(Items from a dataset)
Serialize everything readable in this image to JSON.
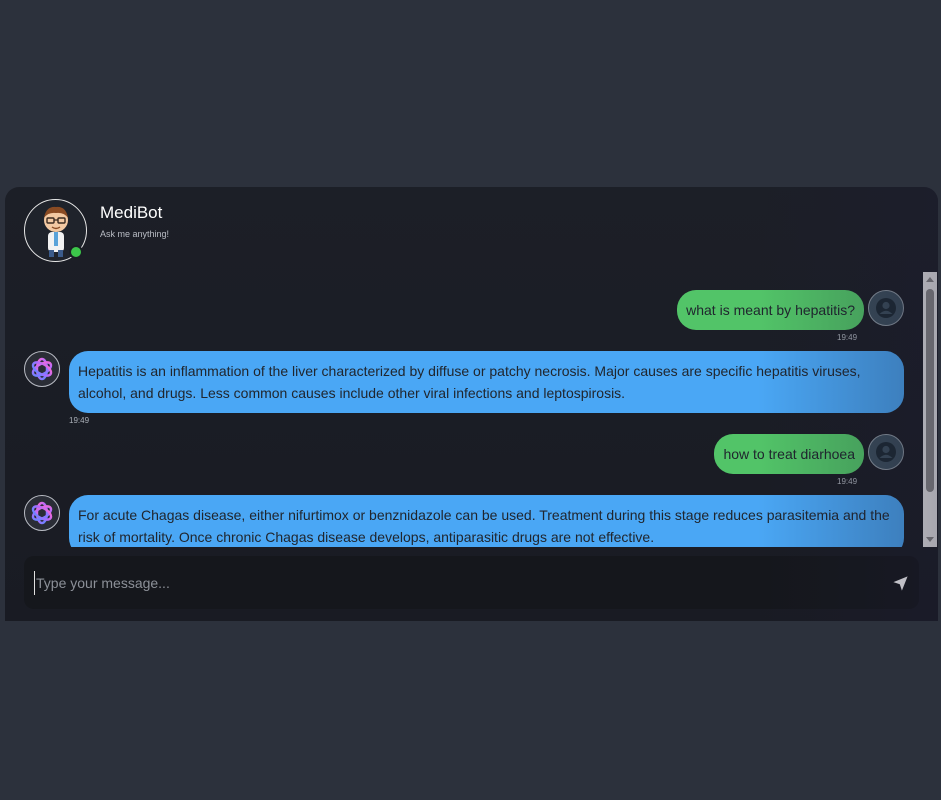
{
  "header": {
    "bot_name": "MediBot",
    "subtitle": "Ask me anything!",
    "avatar_icon": "doctor-avatar-icon",
    "status": "online",
    "status_color": "#3cc64a"
  },
  "messages": [
    {
      "sender": "user",
      "text": "what is meant by hepatitis?",
      "time": "19:49"
    },
    {
      "sender": "bot",
      "text": "Hepatitis is an inflammation of the liver characterized by diffuse or patchy necrosis. Major causes are specific hepatitis viruses, alcohol, and drugs. Less common causes include other viral infections and leptospirosis.",
      "time": "19:49"
    },
    {
      "sender": "user",
      "text": "how to treat diarhoea",
      "time": "19:49"
    },
    {
      "sender": "bot",
      "text": "For acute Chagas disease, either nifurtimox or benznidazole can be used. Treatment during this stage reduces parasitemia and the risk of mortality. Once chronic Chagas disease develops, antiparasitic drugs are not effective.",
      "time": ""
    }
  ],
  "input": {
    "placeholder": "Type your message...",
    "value": ""
  },
  "colors": {
    "user_bubble": "#52c468",
    "bot_bubble": "#4aa7f5",
    "background": "#2c313c",
    "card": "#1c1f27"
  }
}
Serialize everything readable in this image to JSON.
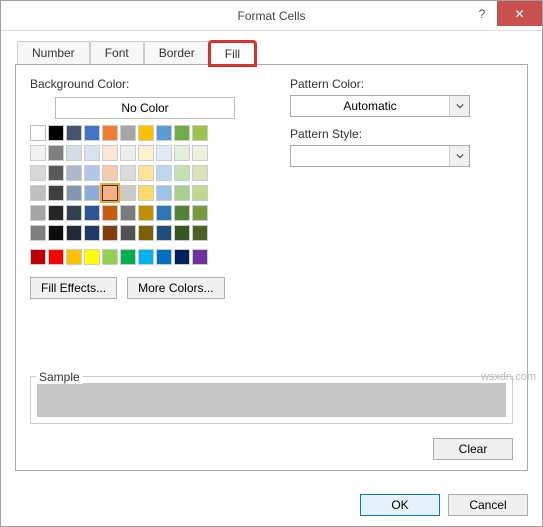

● **Exercise directions**:
Drop every picture, then write out the remaining entries above exactly as they appear.

● **Solution below**:
Serialize everything readable in this image to JSON.
{
  "header": {
    "bot_name": "MediBot",
    "subtitle": "Ask me anything!",
    "avatar_icon": "doctor-avatar-icon",
    "status": "online",
    "status_color": "#3cc64a"
  },
  "messages": [
    {
      "sender": "user",
      "text": "what is meant by hepatitis?",
      "time": "19:49"
    },
    {
      "sender": "bot",
      "text": "Hepatitis is an inflammation of the liver characterized by diffuse or patchy necrosis. Major causes are specific hepatitis viruses, alcohol, and drugs. Less common causes include other viral infections and leptospirosis.",
      "time": "19:49"
    },
    {
      "sender": "user",
      "text": "how to treat diarhoea",
      "time": "19:49"
    },
    {
      "sender": "bot",
      "text": "For acute Chagas disease, either nifurtimox or benznidazole can be used. Treatment during this stage reduces parasitemia and the risk of mortality. Once chronic Chagas disease develops, antiparasitic drugs are not effective.",
      "time": ""
    }
  ],
  "input": {
    "placeholder": "Type your message...",
    "value": ""
  },
  "colors": {
    "user_bubble": "#52c468",
    "bot_bubble": "#4aa7f5",
    "background": "#2c313c",
    "card": "#1c1f27"
  }
}
Serialize everything readable in this image to JSON.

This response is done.